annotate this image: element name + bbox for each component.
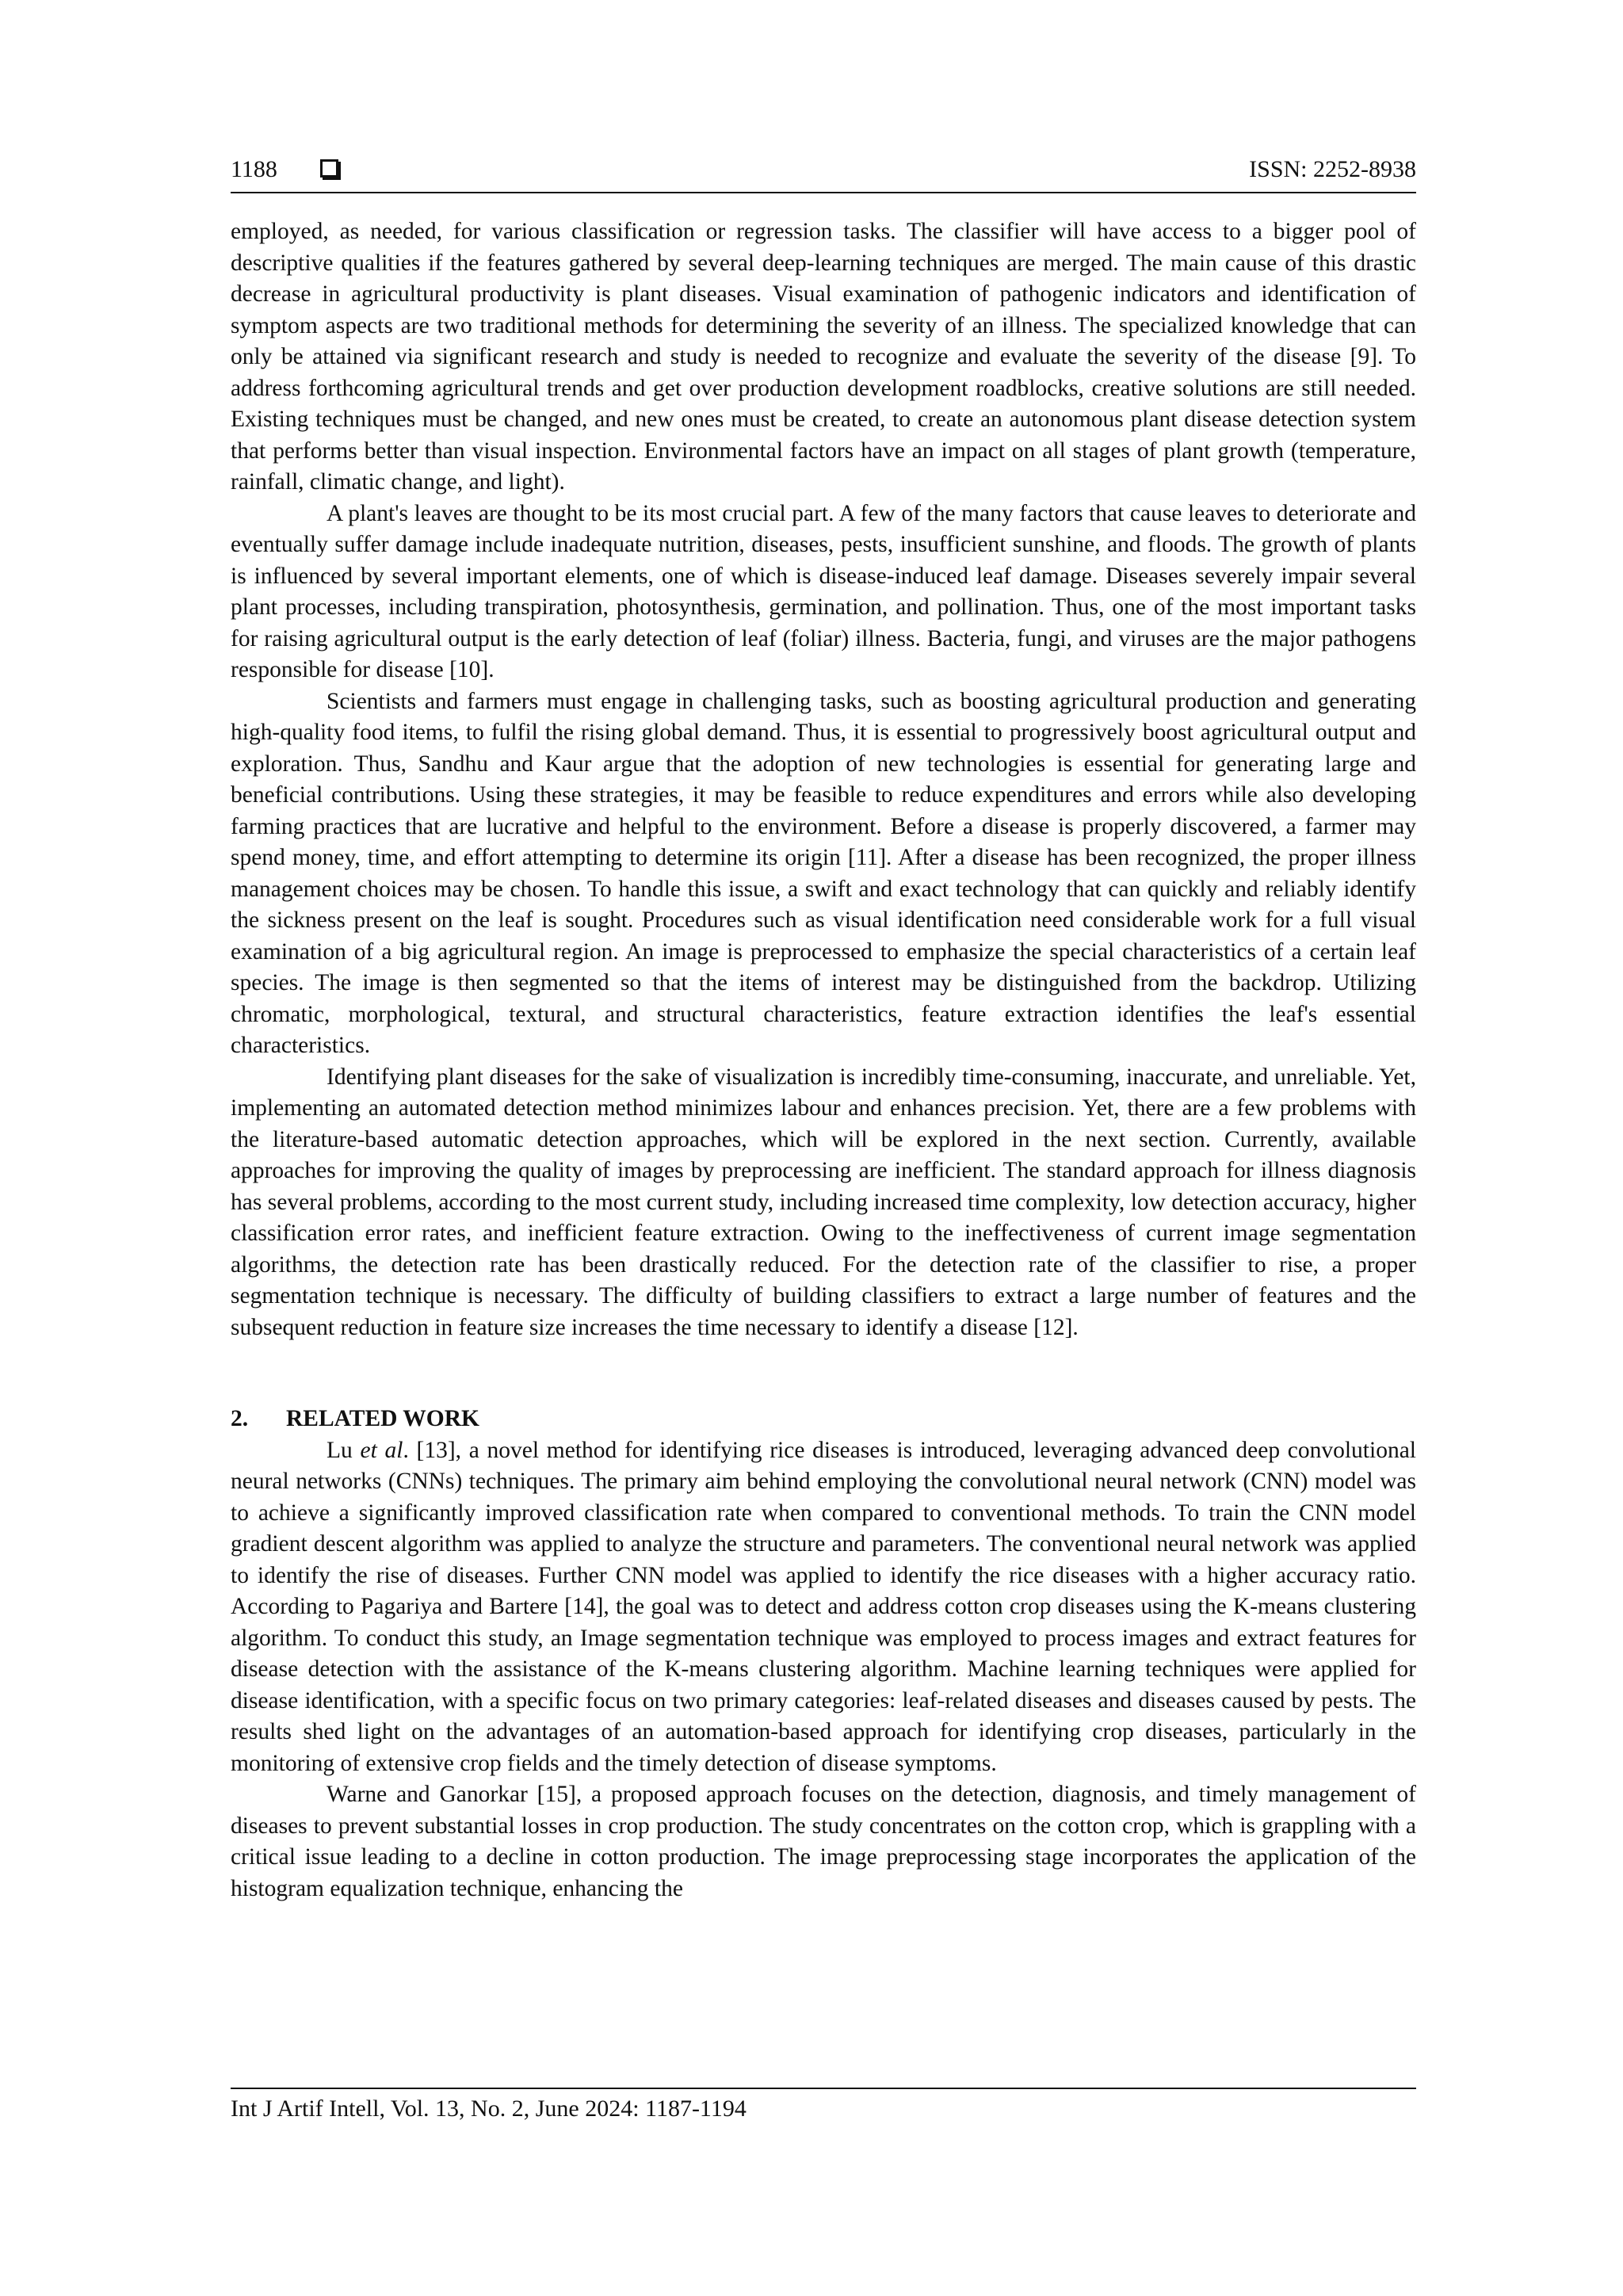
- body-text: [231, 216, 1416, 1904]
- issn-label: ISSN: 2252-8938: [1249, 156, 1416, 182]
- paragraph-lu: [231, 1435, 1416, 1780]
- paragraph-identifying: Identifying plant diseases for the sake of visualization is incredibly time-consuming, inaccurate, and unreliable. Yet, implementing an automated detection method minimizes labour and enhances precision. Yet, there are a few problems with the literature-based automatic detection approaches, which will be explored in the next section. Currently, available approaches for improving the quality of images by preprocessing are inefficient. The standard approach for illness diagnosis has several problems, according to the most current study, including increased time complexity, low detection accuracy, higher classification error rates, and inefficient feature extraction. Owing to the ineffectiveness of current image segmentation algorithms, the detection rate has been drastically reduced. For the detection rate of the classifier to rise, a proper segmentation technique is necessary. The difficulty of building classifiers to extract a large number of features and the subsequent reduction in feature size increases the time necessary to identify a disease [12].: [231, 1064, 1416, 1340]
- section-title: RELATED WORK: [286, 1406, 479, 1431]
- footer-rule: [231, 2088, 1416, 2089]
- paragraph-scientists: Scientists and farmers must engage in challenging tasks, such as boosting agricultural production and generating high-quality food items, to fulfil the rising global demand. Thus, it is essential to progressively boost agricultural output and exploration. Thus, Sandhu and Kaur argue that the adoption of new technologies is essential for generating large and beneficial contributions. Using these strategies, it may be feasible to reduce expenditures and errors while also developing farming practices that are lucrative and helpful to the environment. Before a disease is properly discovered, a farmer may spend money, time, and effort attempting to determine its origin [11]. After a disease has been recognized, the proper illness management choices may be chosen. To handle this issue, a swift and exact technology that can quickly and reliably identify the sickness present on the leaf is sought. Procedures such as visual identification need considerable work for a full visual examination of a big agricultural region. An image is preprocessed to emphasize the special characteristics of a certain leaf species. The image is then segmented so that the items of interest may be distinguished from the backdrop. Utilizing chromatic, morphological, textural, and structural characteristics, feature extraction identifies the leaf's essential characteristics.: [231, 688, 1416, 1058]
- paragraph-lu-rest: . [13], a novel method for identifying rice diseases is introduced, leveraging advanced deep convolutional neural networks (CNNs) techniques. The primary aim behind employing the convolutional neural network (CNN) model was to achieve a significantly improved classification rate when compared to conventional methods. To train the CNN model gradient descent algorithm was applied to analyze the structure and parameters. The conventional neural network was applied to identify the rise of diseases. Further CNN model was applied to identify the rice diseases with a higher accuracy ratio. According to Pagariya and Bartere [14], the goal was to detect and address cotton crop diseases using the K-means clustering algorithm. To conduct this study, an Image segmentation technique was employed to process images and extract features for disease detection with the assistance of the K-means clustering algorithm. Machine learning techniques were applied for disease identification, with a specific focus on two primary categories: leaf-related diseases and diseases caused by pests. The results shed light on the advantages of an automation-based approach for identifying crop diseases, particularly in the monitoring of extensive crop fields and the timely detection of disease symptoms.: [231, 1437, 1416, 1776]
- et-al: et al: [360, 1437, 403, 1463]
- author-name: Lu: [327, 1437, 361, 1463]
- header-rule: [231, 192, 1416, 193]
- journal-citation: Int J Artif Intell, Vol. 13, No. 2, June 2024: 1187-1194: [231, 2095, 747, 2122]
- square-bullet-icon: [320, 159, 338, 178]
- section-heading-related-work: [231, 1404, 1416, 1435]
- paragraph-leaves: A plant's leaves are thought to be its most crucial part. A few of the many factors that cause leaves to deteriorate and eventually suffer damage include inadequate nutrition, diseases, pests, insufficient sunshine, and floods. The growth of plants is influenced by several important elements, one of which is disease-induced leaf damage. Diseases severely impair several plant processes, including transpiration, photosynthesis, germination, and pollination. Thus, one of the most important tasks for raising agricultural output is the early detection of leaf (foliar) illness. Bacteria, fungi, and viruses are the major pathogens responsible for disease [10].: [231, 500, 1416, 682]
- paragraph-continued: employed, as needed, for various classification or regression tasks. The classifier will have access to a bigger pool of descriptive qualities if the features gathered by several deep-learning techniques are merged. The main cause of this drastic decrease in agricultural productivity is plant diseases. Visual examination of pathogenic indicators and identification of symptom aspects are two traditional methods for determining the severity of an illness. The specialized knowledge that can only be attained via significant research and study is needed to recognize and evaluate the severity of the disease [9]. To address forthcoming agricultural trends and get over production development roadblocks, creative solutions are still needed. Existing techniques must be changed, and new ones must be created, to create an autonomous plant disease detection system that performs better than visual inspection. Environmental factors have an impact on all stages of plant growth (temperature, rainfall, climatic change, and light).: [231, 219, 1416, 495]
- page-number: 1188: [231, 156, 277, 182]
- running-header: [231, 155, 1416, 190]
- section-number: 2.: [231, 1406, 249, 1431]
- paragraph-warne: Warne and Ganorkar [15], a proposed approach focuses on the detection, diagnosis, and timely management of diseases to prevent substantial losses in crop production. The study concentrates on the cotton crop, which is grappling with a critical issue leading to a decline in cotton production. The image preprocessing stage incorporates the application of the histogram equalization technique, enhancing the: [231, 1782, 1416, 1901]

-*-*-

(What you need to do)
What is the number of lines in this material that hold the string "including"? Answer with that number only.

(Written solution)
2